PROBLEM TO SOLVE: Reproduce each line exactly.

(Stored data)
>> START

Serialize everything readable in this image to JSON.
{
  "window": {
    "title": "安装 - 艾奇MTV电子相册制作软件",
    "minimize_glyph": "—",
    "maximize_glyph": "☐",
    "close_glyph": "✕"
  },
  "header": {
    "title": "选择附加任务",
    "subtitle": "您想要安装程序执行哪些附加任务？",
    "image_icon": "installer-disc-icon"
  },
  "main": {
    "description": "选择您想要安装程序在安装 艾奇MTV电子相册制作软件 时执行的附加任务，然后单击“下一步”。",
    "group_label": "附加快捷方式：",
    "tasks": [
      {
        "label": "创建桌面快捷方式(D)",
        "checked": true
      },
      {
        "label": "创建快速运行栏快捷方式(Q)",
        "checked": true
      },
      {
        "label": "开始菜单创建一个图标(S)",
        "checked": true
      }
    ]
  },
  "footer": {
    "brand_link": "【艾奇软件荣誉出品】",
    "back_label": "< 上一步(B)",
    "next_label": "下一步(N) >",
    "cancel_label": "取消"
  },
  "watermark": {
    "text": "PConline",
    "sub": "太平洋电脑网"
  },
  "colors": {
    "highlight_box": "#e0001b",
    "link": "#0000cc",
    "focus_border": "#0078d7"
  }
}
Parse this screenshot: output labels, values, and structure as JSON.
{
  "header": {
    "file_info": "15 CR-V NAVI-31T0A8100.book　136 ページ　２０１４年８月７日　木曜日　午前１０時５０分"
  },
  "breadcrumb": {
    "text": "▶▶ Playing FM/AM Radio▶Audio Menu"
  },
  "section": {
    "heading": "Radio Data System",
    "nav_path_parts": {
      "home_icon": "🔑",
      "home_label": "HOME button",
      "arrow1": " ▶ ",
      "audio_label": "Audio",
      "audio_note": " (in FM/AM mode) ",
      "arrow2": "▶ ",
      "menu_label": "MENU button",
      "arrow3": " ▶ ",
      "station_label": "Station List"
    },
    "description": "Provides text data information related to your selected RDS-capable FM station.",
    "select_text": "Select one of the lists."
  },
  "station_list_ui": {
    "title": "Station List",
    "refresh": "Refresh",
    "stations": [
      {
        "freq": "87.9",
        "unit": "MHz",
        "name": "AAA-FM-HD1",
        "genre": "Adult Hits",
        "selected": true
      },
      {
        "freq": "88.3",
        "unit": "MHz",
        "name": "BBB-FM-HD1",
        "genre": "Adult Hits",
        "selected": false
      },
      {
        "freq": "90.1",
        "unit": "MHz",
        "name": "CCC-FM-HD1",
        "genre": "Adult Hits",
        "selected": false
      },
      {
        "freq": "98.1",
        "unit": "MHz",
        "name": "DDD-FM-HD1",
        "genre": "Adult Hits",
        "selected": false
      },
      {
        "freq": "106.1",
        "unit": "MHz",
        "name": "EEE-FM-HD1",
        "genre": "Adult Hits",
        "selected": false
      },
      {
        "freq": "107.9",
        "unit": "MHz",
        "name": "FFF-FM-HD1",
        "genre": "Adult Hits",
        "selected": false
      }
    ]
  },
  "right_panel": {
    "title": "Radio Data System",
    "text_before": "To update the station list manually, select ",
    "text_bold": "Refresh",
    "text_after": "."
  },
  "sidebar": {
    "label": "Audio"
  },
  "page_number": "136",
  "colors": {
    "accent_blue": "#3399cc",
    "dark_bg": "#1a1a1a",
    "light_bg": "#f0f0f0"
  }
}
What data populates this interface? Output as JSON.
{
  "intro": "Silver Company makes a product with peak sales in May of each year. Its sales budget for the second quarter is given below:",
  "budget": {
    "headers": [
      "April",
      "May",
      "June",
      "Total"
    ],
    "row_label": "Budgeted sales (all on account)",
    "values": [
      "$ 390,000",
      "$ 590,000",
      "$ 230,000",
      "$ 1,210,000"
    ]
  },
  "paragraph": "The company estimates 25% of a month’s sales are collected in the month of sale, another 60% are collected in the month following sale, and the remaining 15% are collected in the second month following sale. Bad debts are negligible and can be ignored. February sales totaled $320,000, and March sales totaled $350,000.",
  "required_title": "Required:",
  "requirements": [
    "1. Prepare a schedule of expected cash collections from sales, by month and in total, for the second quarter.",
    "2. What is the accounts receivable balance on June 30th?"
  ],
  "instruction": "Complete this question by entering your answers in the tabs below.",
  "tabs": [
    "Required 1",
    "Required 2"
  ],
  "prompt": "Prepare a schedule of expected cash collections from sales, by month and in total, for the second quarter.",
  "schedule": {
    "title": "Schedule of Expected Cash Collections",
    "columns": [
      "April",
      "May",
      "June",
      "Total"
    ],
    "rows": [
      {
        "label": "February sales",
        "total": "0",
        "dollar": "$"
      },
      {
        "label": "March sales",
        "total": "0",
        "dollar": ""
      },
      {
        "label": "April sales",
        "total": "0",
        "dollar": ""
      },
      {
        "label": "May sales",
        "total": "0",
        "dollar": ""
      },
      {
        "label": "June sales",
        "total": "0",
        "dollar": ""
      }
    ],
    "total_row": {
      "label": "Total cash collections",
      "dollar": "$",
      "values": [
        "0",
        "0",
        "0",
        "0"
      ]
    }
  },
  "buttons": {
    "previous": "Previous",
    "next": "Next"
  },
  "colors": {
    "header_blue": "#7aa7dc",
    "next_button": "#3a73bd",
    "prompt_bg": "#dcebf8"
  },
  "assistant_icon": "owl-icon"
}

>> END

SOLUTION FOR THIS EXERCISE:
Serialize everything readable in this image to JSON.
{
  "window": {
    "title": "安装 - 艾奇MTV电子相册制作软件",
    "minimize_glyph": "—",
    "maximize_glyph": "☐",
    "close_glyph": "✕"
  },
  "header": {
    "title": "选择附加任务",
    "subtitle": "您想要安装程序执行哪些附加任务？",
    "image_icon": "installer-disc-icon"
  },
  "main": {
    "description": "选择您想要安装程序在安装 艾奇MTV电子相册制作软件 时执行的附加任务，然后单击“下一步”。",
    "group_label": "附加快捷方式：",
    "tasks": [
      {
        "label": "创建桌面快捷方式(D)",
        "checked": true
      },
      {
        "label": "创建快速运行栏快捷方式(Q)",
        "checked": true
      },
      {
        "label": "开始菜单创建一个图标(S)",
        "checked": true
      }
    ]
  },
  "footer": {
    "brand_link": "【艾奇软件荣誉出品】",
    "back_label": "< 上一步(B)",
    "next_label": "下一步(N) >",
    "cancel_label": "取消"
  },
  "watermark": {
    "text": "PConline",
    "sub": "太平洋电脑网"
  },
  "colors": {
    "highlight_box": "#e0001b",
    "link": "#0000cc",
    "focus_border": "#0078d7"
  }
}
Parse this screenshot: output labels, values, and structure as JSON.
{
  "header": {
    "file_info": "15 CR-V NAVI-31T0A8100.book　136 ページ　２０１４年８月７日　木曜日　午前１０時５０分"
  },
  "breadcrumb": {
    "text": "▶▶ Playing FM/AM Radio▶Audio Menu"
  },
  "section": {
    "heading": "Radio Data System",
    "nav_path_parts": {
      "home_icon": "🔑",
      "home_label": "HOME button",
      "arrow1": " ▶ ",
      "audio_label": "Audio",
      "audio_note": " (in FM/AM mode) ",
      "arrow2": "▶ ",
      "menu_label": "MENU button",
      "arrow3": " ▶ ",
      "station_label": "Station List"
    },
    "description": "Provides text data information related to your selected RDS-capable FM station.",
    "select_text": "Select one of the lists."
  },
  "station_list_ui": {
    "title": "Station List",
    "refresh": "Refresh",
    "stations": [
      {
        "freq": "87.9",
        "unit": "MHz",
        "name": "AAA-FM-HD1",
        "genre": "Adult Hits",
        "selected": true
      },
      {
        "freq": "88.3",
        "unit": "MHz",
        "name": "BBB-FM-HD1",
        "genre": "Adult Hits",
        "selected": false
      },
      {
        "freq": "90.1",
        "unit": "MHz",
        "name": "CCC-FM-HD1",
        "genre": "Adult Hits",
        "selected": false
      },
      {
        "freq": "98.1",
        "unit": "MHz",
        "name": "DDD-FM-HD1",
        "genre": "Adult Hits",
        "selected": false
      },
      {
        "freq": "106.1",
        "unit": "MHz",
        "name": "EEE-FM-HD1",
        "genre": "Adult Hits",
        "selected": false
      },
      {
        "freq": "107.9",
        "unit": "MHz",
        "name": "FFF-FM-HD1",
        "genre": "Adult Hits",
        "selected": false
      }
    ]
  },
  "right_panel": {
    "title": "Radio Data System",
    "text_before": "To update the station list manually, select ",
    "text_bold": "Refresh",
    "text_after": "."
  },
  "sidebar": {
    "label": "Audio"
  },
  "page_number": "136",
  "colors": {
    "accent_blue": "#3399cc",
    "dark_bg": "#1a1a1a",
    "light_bg": "#f0f0f0"
  }
}
What data populates this interface? Output as JSON.
{
  "intro": "Silver Company makes a product with peak sales in May of each year. Its sales budget for the second quarter is given below:",
  "budget": {
    "headers": [
      "April",
      "May",
      "June",
      "Total"
    ],
    "row_label": "Budgeted sales (all on account)",
    "values": [
      "$ 390,000",
      "$ 590,000",
      "$ 230,000",
      "$ 1,210,000"
    ]
  },
  "paragraph": "The company estimates 25% of a month’s sales are collected in the month of sale, another 60% are collected in the month following sale, and the remaining 15% are collected in the second month following sale. Bad debts are negligible and can be ignored. February sales totaled $320,000, and March sales totaled $350,000.",
  "required_title": "Required:",
  "requirements": [
    "1. Prepare a schedule of expected cash collections from sales, by month and in total, for the second quarter.",
    "2. What is the accounts receivable balance on June 30th?"
  ],
  "instruction": "Complete this question by entering your answers in the tabs below.",
  "tabs": [
    "Required 1",
    "Required 2"
  ],
  "prompt": "Prepare a schedule of expected cash collections from sales, by month and in total, for the second quarter.",
  "schedule": {
    "title": "Schedule of Expected Cash Collections",
    "columns": [
      "April",
      "May",
      "June",
      "Total"
    ],
    "rows": [
      {
        "label": "February sales",
        "total": "0",
        "dollar": "$"
      },
      {
        "label": "March sales",
        "total": "0",
        "dollar": ""
      },
      {
        "label": "April sales",
        "total": "0",
        "dollar": ""
      },
      {
        "label": "May sales",
        "total": "0",
        "dollar": ""
      },
      {
        "label": "June sales",
        "total": "0",
        "dollar": ""
      }
    ],
    "total_row": {
      "label": "Total cash collections",
      "dollar": "$",
      "values": [
        "0",
        "0",
        "0",
        "0"
      ]
    }
  },
  "buttons": {
    "previous": "Previous",
    "next": "Next"
  },
  "colors": {
    "header_blue": "#7aa7dc",
    "next_button": "#3a73bd",
    "prompt_bg": "#dcebf8"
  },
  "assistant_icon": "owl-icon"
}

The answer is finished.